▸ Direction
Repeat each line exactly as it is written.

----------

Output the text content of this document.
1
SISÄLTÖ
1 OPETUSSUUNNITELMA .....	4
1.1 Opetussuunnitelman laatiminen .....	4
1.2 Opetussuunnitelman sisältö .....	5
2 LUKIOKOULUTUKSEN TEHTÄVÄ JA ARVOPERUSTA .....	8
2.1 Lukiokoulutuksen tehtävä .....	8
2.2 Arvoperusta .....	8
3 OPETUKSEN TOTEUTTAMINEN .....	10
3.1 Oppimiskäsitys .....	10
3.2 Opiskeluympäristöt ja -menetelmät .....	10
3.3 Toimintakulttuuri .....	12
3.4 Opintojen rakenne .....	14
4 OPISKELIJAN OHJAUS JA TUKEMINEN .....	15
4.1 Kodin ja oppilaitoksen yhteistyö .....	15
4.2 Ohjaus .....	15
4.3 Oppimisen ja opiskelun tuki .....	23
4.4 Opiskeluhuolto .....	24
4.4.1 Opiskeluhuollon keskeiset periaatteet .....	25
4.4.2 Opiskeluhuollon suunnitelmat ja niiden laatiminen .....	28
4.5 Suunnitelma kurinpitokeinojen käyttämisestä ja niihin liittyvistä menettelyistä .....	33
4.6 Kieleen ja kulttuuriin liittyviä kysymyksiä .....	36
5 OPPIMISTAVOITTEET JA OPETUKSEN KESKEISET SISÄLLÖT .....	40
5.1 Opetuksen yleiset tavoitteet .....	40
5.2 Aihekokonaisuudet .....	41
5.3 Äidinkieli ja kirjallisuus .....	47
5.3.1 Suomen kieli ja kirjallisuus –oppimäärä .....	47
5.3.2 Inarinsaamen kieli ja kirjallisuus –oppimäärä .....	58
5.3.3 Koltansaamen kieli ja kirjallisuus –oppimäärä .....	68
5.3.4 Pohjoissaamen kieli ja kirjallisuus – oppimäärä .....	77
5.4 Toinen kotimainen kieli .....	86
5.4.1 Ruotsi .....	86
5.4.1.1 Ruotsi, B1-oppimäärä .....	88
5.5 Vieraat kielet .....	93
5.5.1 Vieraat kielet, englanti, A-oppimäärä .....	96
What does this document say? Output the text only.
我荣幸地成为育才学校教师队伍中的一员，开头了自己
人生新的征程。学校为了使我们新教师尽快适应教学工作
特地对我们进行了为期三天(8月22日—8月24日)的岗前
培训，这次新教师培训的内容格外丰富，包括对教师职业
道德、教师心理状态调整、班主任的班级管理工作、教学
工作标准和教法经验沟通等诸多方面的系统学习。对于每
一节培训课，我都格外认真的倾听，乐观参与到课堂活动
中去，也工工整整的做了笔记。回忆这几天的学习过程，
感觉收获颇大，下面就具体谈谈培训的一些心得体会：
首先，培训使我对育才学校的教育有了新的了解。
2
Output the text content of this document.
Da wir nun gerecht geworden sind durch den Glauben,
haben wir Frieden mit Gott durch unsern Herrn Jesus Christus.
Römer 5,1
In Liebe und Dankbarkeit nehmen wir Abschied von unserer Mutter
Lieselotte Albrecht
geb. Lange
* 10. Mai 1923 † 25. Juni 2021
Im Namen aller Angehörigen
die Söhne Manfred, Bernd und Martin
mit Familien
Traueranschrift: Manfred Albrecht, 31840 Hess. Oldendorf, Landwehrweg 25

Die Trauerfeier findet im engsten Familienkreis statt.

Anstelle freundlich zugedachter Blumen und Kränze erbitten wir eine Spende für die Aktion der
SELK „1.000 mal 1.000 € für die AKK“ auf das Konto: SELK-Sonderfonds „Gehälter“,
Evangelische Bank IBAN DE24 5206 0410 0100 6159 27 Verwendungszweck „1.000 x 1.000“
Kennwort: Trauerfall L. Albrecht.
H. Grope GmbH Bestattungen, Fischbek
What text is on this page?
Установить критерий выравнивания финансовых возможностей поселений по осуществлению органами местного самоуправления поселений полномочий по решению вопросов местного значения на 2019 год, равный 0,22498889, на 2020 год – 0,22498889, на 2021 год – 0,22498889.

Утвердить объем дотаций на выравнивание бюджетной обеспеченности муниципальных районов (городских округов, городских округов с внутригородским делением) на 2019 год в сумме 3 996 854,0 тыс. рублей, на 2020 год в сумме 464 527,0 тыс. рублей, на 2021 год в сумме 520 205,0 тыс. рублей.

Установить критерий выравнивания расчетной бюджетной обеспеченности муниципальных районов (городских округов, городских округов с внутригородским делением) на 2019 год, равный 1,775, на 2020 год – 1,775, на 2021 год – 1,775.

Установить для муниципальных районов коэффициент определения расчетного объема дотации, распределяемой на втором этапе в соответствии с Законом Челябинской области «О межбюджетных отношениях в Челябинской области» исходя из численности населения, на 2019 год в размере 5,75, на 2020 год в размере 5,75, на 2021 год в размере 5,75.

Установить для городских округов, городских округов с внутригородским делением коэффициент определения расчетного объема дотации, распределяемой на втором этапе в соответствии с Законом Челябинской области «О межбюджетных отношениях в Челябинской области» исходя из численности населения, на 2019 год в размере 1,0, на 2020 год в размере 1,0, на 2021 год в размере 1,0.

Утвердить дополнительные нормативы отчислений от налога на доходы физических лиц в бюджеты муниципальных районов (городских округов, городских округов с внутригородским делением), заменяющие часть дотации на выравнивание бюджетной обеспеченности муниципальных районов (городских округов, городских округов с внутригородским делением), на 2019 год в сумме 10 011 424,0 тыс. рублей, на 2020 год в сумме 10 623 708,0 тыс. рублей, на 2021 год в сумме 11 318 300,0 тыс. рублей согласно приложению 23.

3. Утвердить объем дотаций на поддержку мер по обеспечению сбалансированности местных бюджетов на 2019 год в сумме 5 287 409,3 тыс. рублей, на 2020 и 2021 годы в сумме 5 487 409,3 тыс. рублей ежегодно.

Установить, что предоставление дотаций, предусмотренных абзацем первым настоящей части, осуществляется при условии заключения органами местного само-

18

----------

▸ Solution to this task
Output the text content of this document.
1
SISÄLTÖ
1 OPETUSSUUNNITELMA .....	4
1.1 Opetussuunnitelman laatiminen .....	4
1.2 Opetussuunnitelman sisältö .....	5
2 LUKIOKOULUTUKSEN TEHTÄVÄ JA ARVOPERUSTA .....	8
2.1 Lukiokoulutuksen tehtävä .....	8
2.2 Arvoperusta .....	8
3 OPETUKSEN TOTEUTTAMINEN .....	10
3.1 Oppimiskäsitys .....	10
3.2 Opiskeluympäristöt ja -menetelmät .....	10
3.3 Toimintakulttuuri .....	12
3.4 Opintojen rakenne .....	14
4 OPISKELIJAN OHJAUS JA TUKEMINEN .....	15
4.1 Kodin ja oppilaitoksen yhteistyö .....	15
4.2 Ohjaus .....	15
4.3 Oppimisen ja opiskelun tuki .....	23
4.4 Opiskeluhuolto .....	24
4.4.1 Opiskeluhuollon keskeiset periaatteet .....	25
4.4.2 Opiskeluhuollon suunnitelmat ja niiden laatiminen .....	28
4.5 Suunnitelma kurinpitokeinojen käyttämisestä ja niihin liittyvistä menettelyistä .....	33
4.6 Kieleen ja kulttuuriin liittyviä kysymyksiä .....	36
5 OPPIMISTAVOITTEET JA OPETUKSEN KESKEISET SISÄLLÖT .....	40
5.1 Opetuksen yleiset tavoitteet .....	40
5.2 Aihekokonaisuudet .....	41
5.3 Äidinkieli ja kirjallisuus .....	47
5.3.1 Suomen kieli ja kirjallisuus –oppimäärä .....	47
5.3.2 Inarinsaamen kieli ja kirjallisuus –oppimäärä .....	58
5.3.3 Koltansaamen kieli ja kirjallisuus –oppimäärä .....	68
5.3.4 Pohjoissaamen kieli ja kirjallisuus – oppimäärä .....	77
5.4 Toinen kotimainen kieli .....	86
5.4.1 Ruotsi .....	86
5.4.1.1 Ruotsi, B1-oppimäärä .....	88
5.5 Vieraat kielet .....	93
5.5.1 Vieraat kielet, englanti, A-oppimäärä .....	96
What does this document say? Output the text only.
我荣幸地成为育才学校教师队伍中的一员，开头了自己
人生新的征程。学校为了使我们新教师尽快适应教学工作
特地对我们进行了为期三天(8月22日—8月24日)的岗前
培训，这次新教师培训的内容格外丰富，包括对教师职业
道德、教师心理状态调整、班主任的班级管理工作、教学
工作标准和教法经验沟通等诸多方面的系统学习。对于每
一节培训课，我都格外认真的倾听，乐观参与到课堂活动
中去，也工工整整的做了笔记。回忆这几天的学习过程，
感觉收获颇大，下面就具体谈谈培训的一些心得体会：
首先，培训使我对育才学校的教育有了新的了解。
2
Output the text content of this document.
Da wir nun gerecht geworden sind durch den Glauben,
haben wir Frieden mit Gott durch unsern Herrn Jesus Christus.
Römer 5,1
In Liebe und Dankbarkeit nehmen wir Abschied von unserer Mutter
Lieselotte Albrecht
geb. Lange
* 10. Mai 1923 † 25. Juni 2021
Im Namen aller Angehörigen
die Söhne Manfred, Bernd und Martin
mit Familien
Traueranschrift: Manfred Albrecht, 31840 Hess. Oldendorf, Landwehrweg 25

Die Trauerfeier findet im engsten Familienkreis statt.

Anstelle freundlich zugedachter Blumen und Kränze erbitten wir eine Spende für die Aktion der
SELK „1.000 mal 1.000 € für die AKK“ auf das Konto: SELK-Sonderfonds „Gehälter“,
Evangelische Bank IBAN DE24 5206 0410 0100 6159 27 Verwendungszweck „1.000 x 1.000“
Kennwort: Trauerfall L. Albrecht.
H. Grope GmbH Bestattungen, Fischbek
What text is on this page?
Установить критерий выравнивания финансовых возможностей поселений по осуществлению органами местного самоуправления поселений полномочий по решению вопросов местного значения на 2019 год, равный 0,22498889, на 2020 год – 0,22498889, на 2021 год – 0,22498889.

Утвердить объем дотаций на выравнивание бюджетной обеспеченности муниципальных районов (городских округов, городских округов с внутригородским делением) на 2019 год в сумме 3 996 854,0 тыс. рублей, на 2020 год в сумме 464 527,0 тыс. рублей, на 2021 год в сумме 520 205,0 тыс. рублей.

Установить критерий выравнивания расчетной бюджетной обеспеченности муниципальных районов (городских округов, городских округов с внутригородским делением) на 2019 год, равный 1,775, на 2020 год – 1,775, на 2021 год – 1,775.

Установить для муниципальных районов коэффициент определения расчетного объема дотации, распределяемой на втором этапе в соответствии с Законом Челябинской области «О межбюджетных отношениях в Челябинской области» исходя из численности населения, на 2019 год в размере 5,75, на 2020 год в размере 5,75, на 2021 год в размере 5,75.

Установить для городских округов, городских округов с внутригородским делением коэффициент определения расчетного объема дотации, распределяемой на втором этапе в соответствии с Законом Челябинской области «О межбюджетных отношениях в Челябинской области» исходя из численности населения, на 2019 год в размере 1,0, на 2020 год в размере 1,0, на 2021 год в размере 1,0.

Утвердить дополнительные нормативы отчислений от налога на доходы физических лиц в бюджеты муниципальных районов (городских округов, городских округов с внутригородским делением), заменяющие часть дотации на выравнивание бюджетной обеспеченности муниципальных районов (городских округов, городских округов с внутригородским делением), на 2019 год в сумме 10 011 424,0 тыс. рублей, на 2020 год в сумме 10 623 708,0 тыс. рублей, на 2021 год в сумме 11 318 300,0 тыс. рублей согласно приложению 23.

3. Утвердить объем дотаций на поддержку мер по обеспечению сбалансированности местных бюджетов на 2019 год в сумме 5 287 409,3 тыс. рублей, на 2020 и 2021 годы в сумме 5 487 409,3 тыс. рублей ежегодно.

Установить, что предоставление дотаций, предусмотренных абзацем первым настоящей части, осуществляется при условии заключения органами местного само-

18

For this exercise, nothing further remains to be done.